*Your objective*. Return all lines that include the string "content".

*Dataset rows*.
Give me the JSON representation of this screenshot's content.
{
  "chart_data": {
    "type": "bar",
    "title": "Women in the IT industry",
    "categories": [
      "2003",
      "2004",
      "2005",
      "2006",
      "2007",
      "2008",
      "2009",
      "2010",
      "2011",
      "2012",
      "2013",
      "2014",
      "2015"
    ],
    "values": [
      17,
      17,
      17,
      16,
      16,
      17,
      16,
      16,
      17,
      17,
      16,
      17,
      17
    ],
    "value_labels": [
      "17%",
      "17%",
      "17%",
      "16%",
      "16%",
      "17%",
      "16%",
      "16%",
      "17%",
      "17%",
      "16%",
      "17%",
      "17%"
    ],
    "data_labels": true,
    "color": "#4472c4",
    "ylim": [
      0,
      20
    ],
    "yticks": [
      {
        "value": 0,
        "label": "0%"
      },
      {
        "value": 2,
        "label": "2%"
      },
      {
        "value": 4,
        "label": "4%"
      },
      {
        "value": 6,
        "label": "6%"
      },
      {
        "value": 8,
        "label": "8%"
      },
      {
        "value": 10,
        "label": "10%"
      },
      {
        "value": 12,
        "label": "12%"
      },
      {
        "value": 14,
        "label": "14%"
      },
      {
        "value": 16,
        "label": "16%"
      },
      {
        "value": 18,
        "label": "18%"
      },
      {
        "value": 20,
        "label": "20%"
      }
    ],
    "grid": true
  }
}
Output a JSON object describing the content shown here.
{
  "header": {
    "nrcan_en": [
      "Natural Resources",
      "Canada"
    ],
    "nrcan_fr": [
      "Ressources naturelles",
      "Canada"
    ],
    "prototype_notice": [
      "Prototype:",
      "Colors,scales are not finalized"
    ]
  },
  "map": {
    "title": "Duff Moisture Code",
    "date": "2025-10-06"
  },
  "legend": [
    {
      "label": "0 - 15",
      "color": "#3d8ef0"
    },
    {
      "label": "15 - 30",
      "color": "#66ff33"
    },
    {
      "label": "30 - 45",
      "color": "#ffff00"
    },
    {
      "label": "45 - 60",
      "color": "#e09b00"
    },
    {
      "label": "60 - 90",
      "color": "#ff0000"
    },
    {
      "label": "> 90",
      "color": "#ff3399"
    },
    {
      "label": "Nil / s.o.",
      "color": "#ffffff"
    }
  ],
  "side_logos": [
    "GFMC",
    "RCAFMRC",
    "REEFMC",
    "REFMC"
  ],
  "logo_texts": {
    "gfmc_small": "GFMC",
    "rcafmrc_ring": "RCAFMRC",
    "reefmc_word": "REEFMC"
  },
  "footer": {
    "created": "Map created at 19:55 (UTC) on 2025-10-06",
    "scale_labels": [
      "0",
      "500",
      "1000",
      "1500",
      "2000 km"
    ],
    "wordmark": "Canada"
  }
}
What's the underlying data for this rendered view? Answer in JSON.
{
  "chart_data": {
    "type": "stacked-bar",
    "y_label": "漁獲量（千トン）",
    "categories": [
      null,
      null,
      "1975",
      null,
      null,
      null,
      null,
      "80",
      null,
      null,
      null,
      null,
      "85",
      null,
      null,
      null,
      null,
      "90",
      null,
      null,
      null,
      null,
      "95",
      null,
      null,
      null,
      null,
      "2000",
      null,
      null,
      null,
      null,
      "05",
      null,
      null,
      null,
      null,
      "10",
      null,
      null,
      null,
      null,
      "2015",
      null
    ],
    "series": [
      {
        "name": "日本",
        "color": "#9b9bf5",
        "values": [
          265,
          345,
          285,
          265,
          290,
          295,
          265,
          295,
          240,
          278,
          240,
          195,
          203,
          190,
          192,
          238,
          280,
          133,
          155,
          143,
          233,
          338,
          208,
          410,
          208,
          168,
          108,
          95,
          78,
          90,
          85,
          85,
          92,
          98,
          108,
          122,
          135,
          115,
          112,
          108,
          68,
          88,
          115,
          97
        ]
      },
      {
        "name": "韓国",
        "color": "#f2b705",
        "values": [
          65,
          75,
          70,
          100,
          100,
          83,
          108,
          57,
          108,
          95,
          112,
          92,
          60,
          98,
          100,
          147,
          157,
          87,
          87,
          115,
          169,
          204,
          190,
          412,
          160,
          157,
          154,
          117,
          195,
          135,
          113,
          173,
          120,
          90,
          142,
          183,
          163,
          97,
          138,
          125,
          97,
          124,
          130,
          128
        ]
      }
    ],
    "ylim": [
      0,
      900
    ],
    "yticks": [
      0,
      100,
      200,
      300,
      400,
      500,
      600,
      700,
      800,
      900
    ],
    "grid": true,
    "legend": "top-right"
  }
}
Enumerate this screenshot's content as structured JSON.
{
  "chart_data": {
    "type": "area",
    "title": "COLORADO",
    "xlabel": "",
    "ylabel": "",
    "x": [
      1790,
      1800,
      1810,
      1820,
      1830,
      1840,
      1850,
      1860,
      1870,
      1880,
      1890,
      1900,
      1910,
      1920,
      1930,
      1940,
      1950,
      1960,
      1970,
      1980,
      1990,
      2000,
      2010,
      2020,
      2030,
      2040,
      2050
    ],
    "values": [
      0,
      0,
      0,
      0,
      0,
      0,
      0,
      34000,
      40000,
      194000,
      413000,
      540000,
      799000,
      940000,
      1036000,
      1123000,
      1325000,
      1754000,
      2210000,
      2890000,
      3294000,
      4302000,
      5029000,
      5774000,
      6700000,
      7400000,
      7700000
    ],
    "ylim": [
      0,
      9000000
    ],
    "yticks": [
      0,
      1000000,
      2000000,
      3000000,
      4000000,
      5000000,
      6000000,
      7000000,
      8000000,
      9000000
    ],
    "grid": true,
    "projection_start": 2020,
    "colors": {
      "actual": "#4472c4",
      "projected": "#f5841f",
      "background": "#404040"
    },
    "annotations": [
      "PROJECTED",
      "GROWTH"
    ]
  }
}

*Result of the task*.
Give me the JSON representation of this screenshot's content.
Output a JSON object describing the content shown here.
Enumerate this screenshot's content as structured JSON.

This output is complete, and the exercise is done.